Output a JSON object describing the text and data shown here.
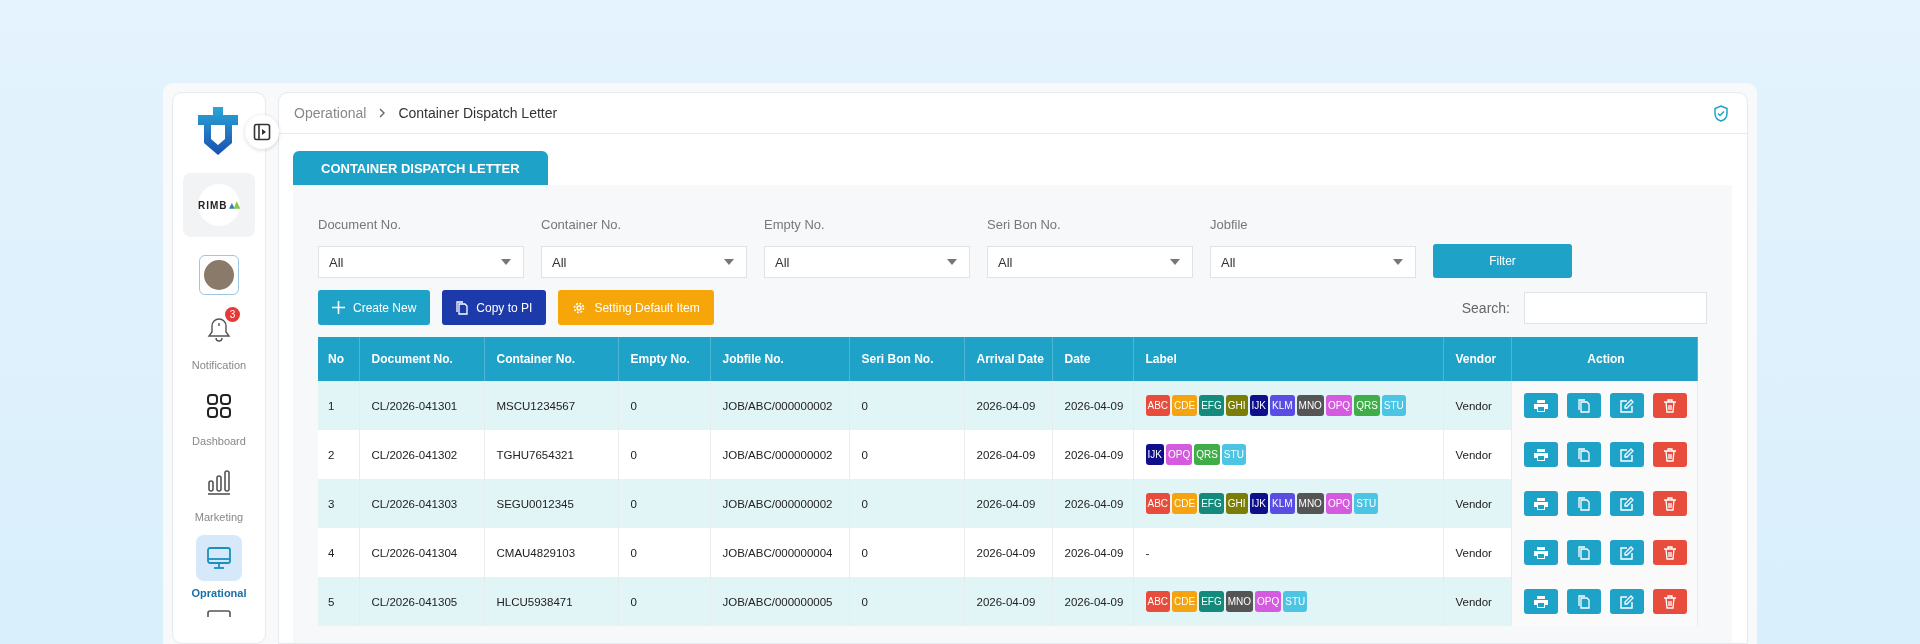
{
  "sidebar": {
    "badge_count": "3",
    "items": [
      {
        "label": "Notification",
        "kind": "bell",
        "selected": false
      },
      {
        "label": "Dashboard",
        "kind": "grid",
        "selected": false
      },
      {
        "label": "Marketing",
        "kind": "chart",
        "selected": false
      },
      {
        "label": "Oprational",
        "kind": "monitor",
        "selected": true
      }
    ],
    "company_logo": "RIMB"
  },
  "breadcrumb": {
    "parent": "Operational",
    "current": "Container Dispatch Letter"
  },
  "tab": {
    "label": "CONTAINER DISPATCH LETTER"
  },
  "filters": [
    {
      "label": "Document No.",
      "value": "All"
    },
    {
      "label": "Container No.",
      "value": "All"
    },
    {
      "label": "Empty No.",
      "value": "All"
    },
    {
      "label": "Seri Bon No.",
      "value": "All"
    },
    {
      "label": "Jobfile",
      "value": "All"
    }
  ],
  "filter_button": "Filter",
  "actions": [
    {
      "kind": "create",
      "label": "Create New"
    },
    {
      "kind": "copy",
      "label": "Copy to PI"
    },
    {
      "kind": "setting",
      "label": "Setting Default Item"
    }
  ],
  "search": {
    "label": "Search:"
  },
  "table": {
    "columns": [
      "No",
      "Document No.",
      "Container No.",
      "Empty No.",
      "Jobfile No.",
      "Seri Bon No.",
      "Arrival Date",
      "Date",
      "Label",
      "Vendor",
      "Action"
    ],
    "rows": [
      {
        "cells": [
          "1",
          "CL/2026-041301",
          "MSCU1234567",
          "0",
          "JOB/ABC/000000002",
          "0",
          "2026-04-09",
          "2026-04-09"
        ],
        "labels": [
          {
            "text": "ABC",
            "color": "#e74c3c"
          },
          {
            "text": "CDE",
            "color": "#f5a30f"
          },
          {
            "text": "EFG",
            "color": "#138a7b"
          },
          {
            "text": "GHI",
            "color": "#7a7d08"
          },
          {
            "text": "IJK",
            "color": "#0f0f8c"
          },
          {
            "text": "KLM",
            "color": "#5a4de3"
          },
          {
            "text": "MNO",
            "color": "#555555"
          },
          {
            "text": "OPQ",
            "color": "#d55ae0"
          },
          {
            "text": "QRS",
            "color": "#3fae49"
          },
          {
            "text": "STU",
            "color": "#4bc5e3"
          }
        ],
        "vendor": "Vendor"
      },
      {
        "cells": [
          "2",
          "CL/2026-041302",
          "TGHU7654321",
          "0",
          "JOB/ABC/000000002",
          "0",
          "2026-04-09",
          "2026-04-09"
        ],
        "labels": [
          {
            "text": "IJK",
            "color": "#0f0f8c"
          },
          {
            "text": "OPQ",
            "color": "#d55ae0"
          },
          {
            "text": "QRS",
            "color": "#3fae49"
          },
          {
            "text": "STU",
            "color": "#4bc5e3"
          }
        ],
        "vendor": "Vendor"
      },
      {
        "cells": [
          "3",
          "CL/2026-041303",
          "SEGU0012345",
          "0",
          "JOB/ABC/000000002",
          "0",
          "2026-04-09",
          "2026-04-09"
        ],
        "labels": [
          {
            "text": "ABC",
            "color": "#e74c3c"
          },
          {
            "text": "CDE",
            "color": "#f5a30f"
          },
          {
            "text": "EFG",
            "color": "#138a7b"
          },
          {
            "text": "GHI",
            "color": "#7a7d08"
          },
          {
            "text": "IJK",
            "color": "#0f0f8c"
          },
          {
            "text": "KLM",
            "color": "#5a4de3"
          },
          {
            "text": "MNO",
            "color": "#555555"
          },
          {
            "text": "OPQ",
            "color": "#d55ae0"
          },
          {
            "text": "STU",
            "color": "#4bc5e3"
          }
        ],
        "vendor": "Vendor"
      },
      {
        "cells": [
          "4",
          "CL/2026-041304",
          "CMAU4829103",
          "0",
          "JOB/ABC/000000004",
          "0",
          "2026-04-09",
          "2026-04-09"
        ],
        "labels": [],
        "label_placeholder": "-",
        "vendor": "Vendor"
      },
      {
        "cells": [
          "5",
          "CL/2026-041305",
          "HLCU5938471",
          "0",
          "JOB/ABC/000000005",
          "0",
          "2026-04-09",
          "2026-04-09"
        ],
        "labels": [
          {
            "text": "ABC",
            "color": "#e74c3c"
          },
          {
            "text": "CDE",
            "color": "#f5a30f"
          },
          {
            "text": "EFG",
            "color": "#138a7b"
          },
          {
            "text": "MNO",
            "color": "#555555"
          },
          {
            "text": "OPQ",
            "color": "#d55ae0"
          },
          {
            "text": "STU",
            "color": "#4bc5e3"
          }
        ],
        "vendor": "Vendor"
      }
    ]
  }
}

What needs to be done:
Without the pictures, reproduce every line of the records above exactly.

Task answer:
Output a JSON object describing the text and data shown here.
{
  "sidebar": {
    "badge_count": "3",
    "items": [
      {
        "label": "Notification",
        "kind": "bell",
        "selected": false
      },
      {
        "label": "Dashboard",
        "kind": "grid",
        "selected": false
      },
      {
        "label": "Marketing",
        "kind": "chart",
        "selected": false
      },
      {
        "label": "Oprational",
        "kind": "monitor",
        "selected": true
      }
    ],
    "company_logo": "RIMB"
  },
  "breadcrumb": {
    "parent": "Operational",
    "current": "Container Dispatch Letter"
  },
  "tab": {
    "label": "CONTAINER DISPATCH LETTER"
  },
  "filters": [
    {
      "label": "Document No.",
      "value": "All"
    },
    {
      "label": "Container No.",
      "value": "All"
    },
    {
      "label": "Empty No.",
      "value": "All"
    },
    {
      "label": "Seri Bon No.",
      "value": "All"
    },
    {
      "label": "Jobfile",
      "value": "All"
    }
  ],
  "filter_button": "Filter",
  "actions": [
    {
      "kind": "create",
      "label": "Create New"
    },
    {
      "kind": "copy",
      "label": "Copy to PI"
    },
    {
      "kind": "setting",
      "label": "Setting Default Item"
    }
  ],
  "search": {
    "label": "Search:"
  },
  "table": {
    "columns": [
      "No",
      "Document No.",
      "Container No.",
      "Empty No.",
      "Jobfile No.",
      "Seri Bon No.",
      "Arrival Date",
      "Date",
      "Label",
      "Vendor",
      "Action"
    ],
    "rows": [
      {
        "cells": [
          "1",
          "CL/2026-041301",
          "MSCU1234567",
          "0",
          "JOB/ABC/000000002",
          "0",
          "2026-04-09",
          "2026-04-09"
        ],
        "labels": [
          {
            "text": "ABC",
            "color": "#e74c3c"
          },
          {
            "text": "CDE",
            "color": "#f5a30f"
          },
          {
            "text": "EFG",
            "color": "#138a7b"
          },
          {
            "text": "GHI",
            "color": "#7a7d08"
          },
          {
            "text": "IJK",
            "color": "#0f0f8c"
          },
          {
            "text": "KLM",
            "color": "#5a4de3"
          },
          {
            "text": "MNO",
            "color": "#555555"
          },
          {
            "text": "OPQ",
            "color": "#d55ae0"
          },
          {
            "text": "QRS",
            "color": "#3fae49"
          },
          {
            "text": "STU",
            "color": "#4bc5e3"
          }
        ],
        "vendor": "Vendor"
      },
      {
        "cells": [
          "2",
          "CL/2026-041302",
          "TGHU7654321",
          "0",
          "JOB/ABC/000000002",
          "0",
          "2026-04-09",
          "2026-04-09"
        ],
        "labels": [
          {
            "text": "IJK",
            "color": "#0f0f8c"
          },
          {
            "text": "OPQ",
            "color": "#d55ae0"
          },
          {
            "text": "QRS",
            "color": "#3fae49"
          },
          {
            "text": "STU",
            "color": "#4bc5e3"
          }
        ],
        "vendor": "Vendor"
      },
      {
        "cells": [
          "3",
          "CL/2026-041303",
          "SEGU0012345",
          "0",
          "JOB/ABC/000000002",
          "0",
          "2026-04-09",
          "2026-04-09"
        ],
        "labels": [
          {
            "text": "ABC",
            "color": "#e74c3c"
          },
          {
            "text": "CDE",
            "color": "#f5a30f"
          },
          {
            "text": "EFG",
            "color": "#138a7b"
          },
          {
            "text": "GHI",
            "color": "#7a7d08"
          },
          {
            "text": "IJK",
            "color": "#0f0f8c"
          },
          {
            "text": "KLM",
            "color": "#5a4de3"
          },
          {
            "text": "MNO",
            "color": "#555555"
          },
          {
            "text": "OPQ",
            "color": "#d55ae0"
          },
          {
            "text": "STU",
            "color": "#4bc5e3"
          }
        ],
        "vendor": "Vendor"
      },
      {
        "cells": [
          "4",
          "CL/2026-041304",
          "CMAU4829103",
          "0",
          "JOB/ABC/000000004",
          "0",
          "2026-04-09",
          "2026-04-09"
        ],
        "labels": [],
        "label_placeholder": "-",
        "vendor": "Vendor"
      },
      {
        "cells": [
          "5",
          "CL/2026-041305",
          "HLCU5938471",
          "0",
          "JOB/ABC/000000005",
          "0",
          "2026-04-09",
          "2026-04-09"
        ],
        "labels": [
          {
            "text": "ABC",
            "color": "#e74c3c"
          },
          {
            "text": "CDE",
            "color": "#f5a30f"
          },
          {
            "text": "EFG",
            "color": "#138a7b"
          },
          {
            "text": "MNO",
            "color": "#555555"
          },
          {
            "text": "OPQ",
            "color": "#d55ae0"
          },
          {
            "text": "STU",
            "color": "#4bc5e3"
          }
        ],
        "vendor": "Vendor"
      }
    ]
  }
}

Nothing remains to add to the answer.